--- begin RECORDS SHOWN ---

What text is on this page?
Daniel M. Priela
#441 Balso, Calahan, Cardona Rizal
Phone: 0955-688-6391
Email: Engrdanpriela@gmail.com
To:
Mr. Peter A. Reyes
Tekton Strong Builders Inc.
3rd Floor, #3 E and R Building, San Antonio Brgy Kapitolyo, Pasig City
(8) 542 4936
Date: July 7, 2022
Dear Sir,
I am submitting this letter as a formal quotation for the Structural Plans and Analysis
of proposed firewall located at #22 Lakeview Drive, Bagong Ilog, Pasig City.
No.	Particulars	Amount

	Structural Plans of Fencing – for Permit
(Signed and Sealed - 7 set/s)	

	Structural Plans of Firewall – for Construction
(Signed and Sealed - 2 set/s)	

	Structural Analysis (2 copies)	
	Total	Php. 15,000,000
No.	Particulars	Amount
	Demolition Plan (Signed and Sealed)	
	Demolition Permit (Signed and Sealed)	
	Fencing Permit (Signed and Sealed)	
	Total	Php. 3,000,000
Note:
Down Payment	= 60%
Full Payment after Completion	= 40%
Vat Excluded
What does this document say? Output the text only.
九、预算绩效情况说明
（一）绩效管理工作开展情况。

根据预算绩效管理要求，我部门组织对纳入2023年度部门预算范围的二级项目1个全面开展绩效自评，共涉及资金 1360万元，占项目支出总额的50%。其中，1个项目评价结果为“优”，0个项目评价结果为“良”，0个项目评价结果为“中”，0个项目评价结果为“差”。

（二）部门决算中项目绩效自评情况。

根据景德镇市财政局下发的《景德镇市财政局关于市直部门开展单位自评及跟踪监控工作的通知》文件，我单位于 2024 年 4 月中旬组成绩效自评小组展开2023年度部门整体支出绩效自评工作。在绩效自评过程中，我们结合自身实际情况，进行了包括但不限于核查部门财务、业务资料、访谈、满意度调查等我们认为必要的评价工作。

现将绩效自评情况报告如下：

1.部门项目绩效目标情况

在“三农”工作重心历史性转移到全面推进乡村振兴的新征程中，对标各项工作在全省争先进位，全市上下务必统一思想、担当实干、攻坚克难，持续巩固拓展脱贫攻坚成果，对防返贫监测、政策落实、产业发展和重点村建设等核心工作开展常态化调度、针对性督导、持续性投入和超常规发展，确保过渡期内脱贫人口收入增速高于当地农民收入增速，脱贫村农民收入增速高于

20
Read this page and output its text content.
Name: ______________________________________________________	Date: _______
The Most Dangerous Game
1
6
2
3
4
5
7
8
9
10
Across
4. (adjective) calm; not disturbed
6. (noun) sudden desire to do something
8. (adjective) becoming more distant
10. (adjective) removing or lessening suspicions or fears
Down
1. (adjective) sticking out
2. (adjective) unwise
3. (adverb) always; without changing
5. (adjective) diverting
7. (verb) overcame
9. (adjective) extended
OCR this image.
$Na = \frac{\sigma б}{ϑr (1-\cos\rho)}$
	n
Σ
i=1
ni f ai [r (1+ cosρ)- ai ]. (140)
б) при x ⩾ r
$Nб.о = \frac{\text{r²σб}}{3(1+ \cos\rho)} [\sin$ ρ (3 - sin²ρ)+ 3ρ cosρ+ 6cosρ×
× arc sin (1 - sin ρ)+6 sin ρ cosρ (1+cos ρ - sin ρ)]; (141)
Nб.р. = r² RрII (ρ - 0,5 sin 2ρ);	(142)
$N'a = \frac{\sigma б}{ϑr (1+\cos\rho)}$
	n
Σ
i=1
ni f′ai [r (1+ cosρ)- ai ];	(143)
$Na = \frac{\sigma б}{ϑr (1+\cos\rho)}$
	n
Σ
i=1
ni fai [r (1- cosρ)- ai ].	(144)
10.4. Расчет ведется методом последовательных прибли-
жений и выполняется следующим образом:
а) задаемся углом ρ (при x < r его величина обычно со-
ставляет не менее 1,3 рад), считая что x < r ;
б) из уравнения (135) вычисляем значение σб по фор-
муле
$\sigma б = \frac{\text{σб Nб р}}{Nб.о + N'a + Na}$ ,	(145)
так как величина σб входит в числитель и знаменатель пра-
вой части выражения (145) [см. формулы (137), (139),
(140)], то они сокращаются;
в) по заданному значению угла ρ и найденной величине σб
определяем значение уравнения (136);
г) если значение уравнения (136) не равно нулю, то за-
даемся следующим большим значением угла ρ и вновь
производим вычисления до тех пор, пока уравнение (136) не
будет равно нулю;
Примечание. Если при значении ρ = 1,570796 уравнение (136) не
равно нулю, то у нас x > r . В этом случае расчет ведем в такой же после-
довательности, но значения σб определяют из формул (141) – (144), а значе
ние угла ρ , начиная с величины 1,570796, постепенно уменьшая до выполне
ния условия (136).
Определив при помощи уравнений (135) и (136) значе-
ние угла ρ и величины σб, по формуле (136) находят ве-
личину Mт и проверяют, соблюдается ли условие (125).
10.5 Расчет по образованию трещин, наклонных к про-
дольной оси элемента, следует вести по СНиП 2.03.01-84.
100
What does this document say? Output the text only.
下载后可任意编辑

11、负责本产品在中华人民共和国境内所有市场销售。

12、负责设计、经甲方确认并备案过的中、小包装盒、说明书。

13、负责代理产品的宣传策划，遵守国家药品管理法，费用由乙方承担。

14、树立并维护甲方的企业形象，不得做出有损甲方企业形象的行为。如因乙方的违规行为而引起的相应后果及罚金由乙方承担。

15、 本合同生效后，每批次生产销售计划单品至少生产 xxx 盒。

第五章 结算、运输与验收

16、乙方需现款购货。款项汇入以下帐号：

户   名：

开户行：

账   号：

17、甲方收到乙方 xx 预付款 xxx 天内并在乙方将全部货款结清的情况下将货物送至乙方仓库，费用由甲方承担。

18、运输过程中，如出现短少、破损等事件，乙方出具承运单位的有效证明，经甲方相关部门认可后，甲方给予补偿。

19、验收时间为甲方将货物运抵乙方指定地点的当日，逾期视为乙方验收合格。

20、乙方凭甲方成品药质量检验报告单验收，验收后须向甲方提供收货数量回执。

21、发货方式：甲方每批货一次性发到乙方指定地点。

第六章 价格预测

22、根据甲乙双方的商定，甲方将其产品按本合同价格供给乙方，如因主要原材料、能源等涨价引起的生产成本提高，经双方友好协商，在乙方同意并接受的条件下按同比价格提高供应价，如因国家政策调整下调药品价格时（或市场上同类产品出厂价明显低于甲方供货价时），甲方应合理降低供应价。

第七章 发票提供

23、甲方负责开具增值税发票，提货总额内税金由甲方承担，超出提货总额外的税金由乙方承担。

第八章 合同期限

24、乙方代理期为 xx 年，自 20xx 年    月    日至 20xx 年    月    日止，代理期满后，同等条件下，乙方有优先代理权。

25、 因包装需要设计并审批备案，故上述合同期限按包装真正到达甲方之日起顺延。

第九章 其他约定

--- end RECORDS SHOWN ---

Make an exact copy of every line in the data.

> _RESULT OF THIS EXERCISE_:
What text is on this page?
Daniel M. Priela
#441 Balso, Calahan, Cardona Rizal
Phone: 0955-688-6391
Email: Engrdanpriela@gmail.com
To:
Mr. Peter A. Reyes
Tekton Strong Builders Inc.
3rd Floor, #3 E and R Building, San Antonio Brgy Kapitolyo, Pasig City
(8) 542 4936
Date: July 7, 2022
Dear Sir,
I am submitting this letter as a formal quotation for the Structural Plans and Analysis
of proposed firewall located at #22 Lakeview Drive, Bagong Ilog, Pasig City.
No.	Particulars	Amount

	Structural Plans of Fencing – for Permit
(Signed and Sealed - 7 set/s)	

	Structural Plans of Firewall – for Construction
(Signed and Sealed - 2 set/s)	

	Structural Analysis (2 copies)	
	Total	Php. 15,000,000
No.	Particulars	Amount
	Demolition Plan (Signed and Sealed)	
	Demolition Permit (Signed and Sealed)	
	Fencing Permit (Signed and Sealed)	
	Total	Php. 3,000,000
Note:
Down Payment	= 60%
Full Payment after Completion	= 40%
Vat Excluded
What does this document say? Output the text only.
九、预算绩效情况说明
（一）绩效管理工作开展情况。

根据预算绩效管理要求，我部门组织对纳入2023年度部门预算范围的二级项目1个全面开展绩效自评，共涉及资金 1360万元，占项目支出总额的50%。其中，1个项目评价结果为“优”，0个项目评价结果为“良”，0个项目评价结果为“中”，0个项目评价结果为“差”。

（二）部门决算中项目绩效自评情况。

根据景德镇市财政局下发的《景德镇市财政局关于市直部门开展单位自评及跟踪监控工作的通知》文件，我单位于 2024 年 4 月中旬组成绩效自评小组展开2023年度部门整体支出绩效自评工作。在绩效自评过程中，我们结合自身实际情况，进行了包括但不限于核查部门财务、业务资料、访谈、满意度调查等我们认为必要的评价工作。

现将绩效自评情况报告如下：

1.部门项目绩效目标情况

在“三农”工作重心历史性转移到全面推进乡村振兴的新征程中，对标各项工作在全省争先进位，全市上下务必统一思想、担当实干、攻坚克难，持续巩固拓展脱贫攻坚成果，对防返贫监测、政策落实、产业发展和重点村建设等核心工作开展常态化调度、针对性督导、持续性投入和超常规发展，确保过渡期内脱贫人口收入增速高于当地农民收入增速，脱贫村农民收入增速高于

20
Read this page and output its text content.
Name: ______________________________________________________	Date: _______
The Most Dangerous Game
1
6
2
3
4
5
7
8
9
10
Across
4. (adjective) calm; not disturbed
6. (noun) sudden desire to do something
8. (adjective) becoming more distant
10. (adjective) removing or lessening suspicions or fears
Down
1. (adjective) sticking out
2. (adjective) unwise
3. (adverb) always; without changing
5. (adjective) diverting
7. (verb) overcame
9. (adjective) extended
OCR this image.
$Na = \frac{\sigma б}{ϑr (1-\cos\rho)}$
	n
Σ
i=1
ni f ai [r (1+ cosρ)- ai ]. (140)
б) при x ⩾ r
$Nб.о = \frac{\text{r²σб}}{3(1+ \cos\rho)} [\sin$ ρ (3 - sin²ρ)+ 3ρ cosρ+ 6cosρ×
× arc sin (1 - sin ρ)+6 sin ρ cosρ (1+cos ρ - sin ρ)]; (141)
Nб.р. = r² RрII (ρ - 0,5 sin 2ρ);	(142)
$N'a = \frac{\sigma б}{ϑr (1+\cos\rho)}$
	n
Σ
i=1
ni f′ai [r (1+ cosρ)- ai ];	(143)
$Na = \frac{\sigma б}{ϑr (1+\cos\rho)}$
	n
Σ
i=1
ni fai [r (1- cosρ)- ai ].	(144)
10.4. Расчет ведется методом последовательных прибли-
жений и выполняется следующим образом:
а) задаемся углом ρ (при x < r его величина обычно со-
ставляет не менее 1,3 рад), считая что x < r ;
б) из уравнения (135) вычисляем значение σб по фор-
муле
$\sigma б = \frac{\text{σб Nб р}}{Nб.о + N'a + Na}$ ,	(145)
так как величина σб входит в числитель и знаменатель пра-
вой части выражения (145) [см. формулы (137), (139),
(140)], то они сокращаются;
в) по заданному значению угла ρ и найденной величине σб
определяем значение уравнения (136);
г) если значение уравнения (136) не равно нулю, то за-
даемся следующим большим значением угла ρ и вновь
производим вычисления до тех пор, пока уравнение (136) не
будет равно нулю;
Примечание. Если при значении ρ = 1,570796 уравнение (136) не
равно нулю, то у нас x > r . В этом случае расчет ведем в такой же после-
довательности, но значения σб определяют из формул (141) – (144), а значе
ние угла ρ , начиная с величины 1,570796, постепенно уменьшая до выполне
ния условия (136).
Определив при помощи уравнений (135) и (136) значе-
ние угла ρ и величины σб, по формуле (136) находят ве-
личину Mт и проверяют, соблюдается ли условие (125).
10.5 Расчет по образованию трещин, наклонных к про-
дольной оси элемента, следует вести по СНиП 2.03.01-84.
100
What does this document say? Output the text only.
下载后可任意编辑

11、负责本产品在中华人民共和国境内所有市场销售。

12、负责设计、经甲方确认并备案过的中、小包装盒、说明书。

13、负责代理产品的宣传策划，遵守国家药品管理法，费用由乙方承担。

14、树立并维护甲方的企业形象，不得做出有损甲方企业形象的行为。如因乙方的违规行为而引起的相应后果及罚金由乙方承担。

15、 本合同生效后，每批次生产销售计划单品至少生产 xxx 盒。

第五章 结算、运输与验收

16、乙方需现款购货。款项汇入以下帐号：

户   名：

开户行：

账   号：

17、甲方收到乙方 xx 预付款 xxx 天内并在乙方将全部货款结清的情况下将货物送至乙方仓库，费用由甲方承担。

18、运输过程中，如出现短少、破损等事件，乙方出具承运单位的有效证明，经甲方相关部门认可后，甲方给予补偿。

19、验收时间为甲方将货物运抵乙方指定地点的当日，逾期视为乙方验收合格。

20、乙方凭甲方成品药质量检验报告单验收，验收后须向甲方提供收货数量回执。

21、发货方式：甲方每批货一次性发到乙方指定地点。

第六章 价格预测

22、根据甲乙双方的商定，甲方将其产品按本合同价格供给乙方，如因主要原材料、能源等涨价引起的生产成本提高，经双方友好协商，在乙方同意并接受的条件下按同比价格提高供应价，如因国家政策调整下调药品价格时（或市场上同类产品出厂价明显低于甲方供货价时），甲方应合理降低供应价。

第七章 发票提供

23、甲方负责开具增值税发票，提货总额内税金由甲方承担，超出提货总额外的税金由乙方承担。

第八章 合同期限

24、乙方代理期为 xx 年，自 20xx 年    月    日至 20xx 年    月    日止，代理期满后，同等条件下，乙方有优先代理权。

25、 因包装需要设计并审批备案，故上述合同期限按包装真正到达甲方之日起顺延。

第九章 其他约定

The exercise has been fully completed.